● Written exercise: Scan the records for the string "screenshot"; copy each line where it occurs.

>>>>>

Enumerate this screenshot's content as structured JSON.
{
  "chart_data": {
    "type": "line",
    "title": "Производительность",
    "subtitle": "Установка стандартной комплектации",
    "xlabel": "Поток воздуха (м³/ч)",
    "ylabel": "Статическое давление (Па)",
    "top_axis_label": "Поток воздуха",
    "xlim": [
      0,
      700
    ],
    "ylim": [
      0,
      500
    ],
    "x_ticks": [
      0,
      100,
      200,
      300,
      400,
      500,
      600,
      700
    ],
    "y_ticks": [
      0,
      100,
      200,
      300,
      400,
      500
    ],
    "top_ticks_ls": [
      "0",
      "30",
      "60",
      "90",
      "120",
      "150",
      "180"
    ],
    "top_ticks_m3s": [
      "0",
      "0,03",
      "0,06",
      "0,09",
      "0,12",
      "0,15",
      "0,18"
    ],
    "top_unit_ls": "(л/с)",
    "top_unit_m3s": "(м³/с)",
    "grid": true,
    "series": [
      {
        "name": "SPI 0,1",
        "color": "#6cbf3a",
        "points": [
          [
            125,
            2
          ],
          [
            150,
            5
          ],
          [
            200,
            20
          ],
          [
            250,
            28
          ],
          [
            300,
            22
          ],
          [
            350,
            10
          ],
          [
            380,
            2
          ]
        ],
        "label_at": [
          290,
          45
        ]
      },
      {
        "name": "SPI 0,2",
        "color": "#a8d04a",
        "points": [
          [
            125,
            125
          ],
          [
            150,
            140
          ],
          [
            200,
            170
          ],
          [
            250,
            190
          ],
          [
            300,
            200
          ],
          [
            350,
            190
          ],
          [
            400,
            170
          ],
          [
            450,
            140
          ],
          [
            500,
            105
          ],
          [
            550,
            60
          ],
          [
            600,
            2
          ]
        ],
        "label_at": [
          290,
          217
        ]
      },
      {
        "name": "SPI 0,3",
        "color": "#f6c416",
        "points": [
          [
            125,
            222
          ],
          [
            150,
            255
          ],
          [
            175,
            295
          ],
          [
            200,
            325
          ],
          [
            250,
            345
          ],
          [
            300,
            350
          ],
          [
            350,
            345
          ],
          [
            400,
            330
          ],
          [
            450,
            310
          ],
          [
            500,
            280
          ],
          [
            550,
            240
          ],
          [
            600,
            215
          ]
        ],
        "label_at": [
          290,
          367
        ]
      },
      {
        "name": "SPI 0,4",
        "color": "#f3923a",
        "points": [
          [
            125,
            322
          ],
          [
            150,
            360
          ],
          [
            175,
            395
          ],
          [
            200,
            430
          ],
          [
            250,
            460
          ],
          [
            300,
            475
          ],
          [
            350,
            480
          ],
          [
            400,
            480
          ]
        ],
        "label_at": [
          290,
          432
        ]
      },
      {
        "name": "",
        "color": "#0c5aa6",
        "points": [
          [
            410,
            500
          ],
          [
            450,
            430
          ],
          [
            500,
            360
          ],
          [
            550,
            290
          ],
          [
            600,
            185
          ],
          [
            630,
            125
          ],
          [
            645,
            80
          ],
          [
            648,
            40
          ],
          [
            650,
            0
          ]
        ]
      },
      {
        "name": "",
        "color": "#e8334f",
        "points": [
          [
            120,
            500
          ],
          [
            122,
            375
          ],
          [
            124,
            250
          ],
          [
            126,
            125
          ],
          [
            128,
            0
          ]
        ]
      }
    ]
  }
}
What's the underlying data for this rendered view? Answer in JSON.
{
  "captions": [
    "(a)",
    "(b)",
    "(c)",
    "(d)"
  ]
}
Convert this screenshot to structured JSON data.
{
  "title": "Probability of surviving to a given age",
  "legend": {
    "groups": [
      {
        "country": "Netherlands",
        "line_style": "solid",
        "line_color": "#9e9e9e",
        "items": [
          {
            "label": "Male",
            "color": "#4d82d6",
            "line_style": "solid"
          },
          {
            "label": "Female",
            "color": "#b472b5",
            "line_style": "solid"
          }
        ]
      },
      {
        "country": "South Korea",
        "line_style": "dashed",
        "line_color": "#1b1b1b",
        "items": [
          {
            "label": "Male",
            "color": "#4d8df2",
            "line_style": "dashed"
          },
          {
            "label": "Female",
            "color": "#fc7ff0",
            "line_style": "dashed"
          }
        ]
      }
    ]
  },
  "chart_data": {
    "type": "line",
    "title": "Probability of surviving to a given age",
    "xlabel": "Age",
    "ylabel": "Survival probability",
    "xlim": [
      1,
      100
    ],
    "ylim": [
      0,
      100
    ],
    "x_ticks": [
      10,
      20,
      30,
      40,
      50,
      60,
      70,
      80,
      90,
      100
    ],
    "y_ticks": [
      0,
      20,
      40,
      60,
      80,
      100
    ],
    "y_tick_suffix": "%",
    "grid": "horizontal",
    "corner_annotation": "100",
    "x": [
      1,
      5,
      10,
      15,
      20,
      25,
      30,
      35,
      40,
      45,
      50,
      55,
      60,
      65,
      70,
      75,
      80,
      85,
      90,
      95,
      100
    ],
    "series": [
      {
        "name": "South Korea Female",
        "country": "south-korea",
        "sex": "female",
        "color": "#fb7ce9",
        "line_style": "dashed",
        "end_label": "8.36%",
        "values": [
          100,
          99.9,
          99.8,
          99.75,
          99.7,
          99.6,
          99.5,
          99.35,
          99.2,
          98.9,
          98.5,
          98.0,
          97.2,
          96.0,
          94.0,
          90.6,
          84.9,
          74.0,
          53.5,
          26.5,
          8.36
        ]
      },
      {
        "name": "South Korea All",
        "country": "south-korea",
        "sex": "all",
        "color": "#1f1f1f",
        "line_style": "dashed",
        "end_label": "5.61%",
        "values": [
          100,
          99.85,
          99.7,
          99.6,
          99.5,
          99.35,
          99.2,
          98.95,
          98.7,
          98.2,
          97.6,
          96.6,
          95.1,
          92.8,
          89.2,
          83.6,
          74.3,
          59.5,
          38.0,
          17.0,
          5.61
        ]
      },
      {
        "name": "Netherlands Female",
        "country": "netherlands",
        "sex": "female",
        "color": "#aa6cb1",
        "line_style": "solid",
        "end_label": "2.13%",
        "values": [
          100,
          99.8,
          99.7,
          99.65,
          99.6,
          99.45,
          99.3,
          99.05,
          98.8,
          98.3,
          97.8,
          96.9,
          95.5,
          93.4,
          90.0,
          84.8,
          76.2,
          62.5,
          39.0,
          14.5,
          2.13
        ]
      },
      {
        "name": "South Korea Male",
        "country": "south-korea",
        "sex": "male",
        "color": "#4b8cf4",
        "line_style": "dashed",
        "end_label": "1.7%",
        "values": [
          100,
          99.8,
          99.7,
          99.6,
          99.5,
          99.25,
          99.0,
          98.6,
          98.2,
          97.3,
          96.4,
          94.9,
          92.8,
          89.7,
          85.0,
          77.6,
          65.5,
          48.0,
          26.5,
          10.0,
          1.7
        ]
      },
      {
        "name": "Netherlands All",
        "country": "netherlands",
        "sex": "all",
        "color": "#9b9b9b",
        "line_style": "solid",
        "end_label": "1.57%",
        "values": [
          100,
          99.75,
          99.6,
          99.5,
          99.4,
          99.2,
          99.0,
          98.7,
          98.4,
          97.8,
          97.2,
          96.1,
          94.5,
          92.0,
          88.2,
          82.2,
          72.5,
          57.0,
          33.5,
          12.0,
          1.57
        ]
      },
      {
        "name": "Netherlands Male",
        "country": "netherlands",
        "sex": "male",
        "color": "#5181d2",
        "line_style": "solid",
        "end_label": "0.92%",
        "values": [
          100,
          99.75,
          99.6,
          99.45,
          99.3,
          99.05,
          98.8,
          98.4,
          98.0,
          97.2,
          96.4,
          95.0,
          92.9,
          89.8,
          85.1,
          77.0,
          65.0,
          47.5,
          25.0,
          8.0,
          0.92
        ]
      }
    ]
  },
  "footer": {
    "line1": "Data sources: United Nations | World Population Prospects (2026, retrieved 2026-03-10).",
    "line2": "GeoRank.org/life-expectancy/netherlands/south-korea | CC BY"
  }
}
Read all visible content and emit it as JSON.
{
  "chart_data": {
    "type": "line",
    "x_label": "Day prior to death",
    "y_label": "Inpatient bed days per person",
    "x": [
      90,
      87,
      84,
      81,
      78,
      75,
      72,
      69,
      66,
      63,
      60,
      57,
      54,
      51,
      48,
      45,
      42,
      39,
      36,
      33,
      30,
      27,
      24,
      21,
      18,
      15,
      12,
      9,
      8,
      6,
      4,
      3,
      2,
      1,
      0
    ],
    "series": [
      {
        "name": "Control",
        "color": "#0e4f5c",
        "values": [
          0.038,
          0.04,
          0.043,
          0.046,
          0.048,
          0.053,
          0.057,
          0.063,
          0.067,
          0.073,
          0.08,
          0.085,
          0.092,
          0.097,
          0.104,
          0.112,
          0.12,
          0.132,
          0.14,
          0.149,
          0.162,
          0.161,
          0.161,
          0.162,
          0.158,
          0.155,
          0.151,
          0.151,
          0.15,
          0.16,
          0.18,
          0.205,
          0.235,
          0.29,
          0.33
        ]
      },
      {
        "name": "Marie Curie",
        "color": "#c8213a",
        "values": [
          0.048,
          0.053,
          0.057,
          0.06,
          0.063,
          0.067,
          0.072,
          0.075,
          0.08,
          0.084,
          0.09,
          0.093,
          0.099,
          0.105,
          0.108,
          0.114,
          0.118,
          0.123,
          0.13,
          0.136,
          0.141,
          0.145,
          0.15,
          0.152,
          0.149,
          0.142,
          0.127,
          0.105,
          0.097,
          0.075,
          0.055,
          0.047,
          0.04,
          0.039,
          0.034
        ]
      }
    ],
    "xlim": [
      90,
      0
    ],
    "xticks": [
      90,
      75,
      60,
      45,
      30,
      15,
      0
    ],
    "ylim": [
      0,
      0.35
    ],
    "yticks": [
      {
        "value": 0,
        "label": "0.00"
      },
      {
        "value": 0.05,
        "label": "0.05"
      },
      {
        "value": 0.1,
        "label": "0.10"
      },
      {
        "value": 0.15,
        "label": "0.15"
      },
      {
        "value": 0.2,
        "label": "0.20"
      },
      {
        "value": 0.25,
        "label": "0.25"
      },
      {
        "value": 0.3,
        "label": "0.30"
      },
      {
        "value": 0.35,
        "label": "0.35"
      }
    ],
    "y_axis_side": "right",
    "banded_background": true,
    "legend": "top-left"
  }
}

<<<<<

● Answer below:
Enumerate this screenshot's content as structured JSON.
Convert this screenshot to structured JSON data.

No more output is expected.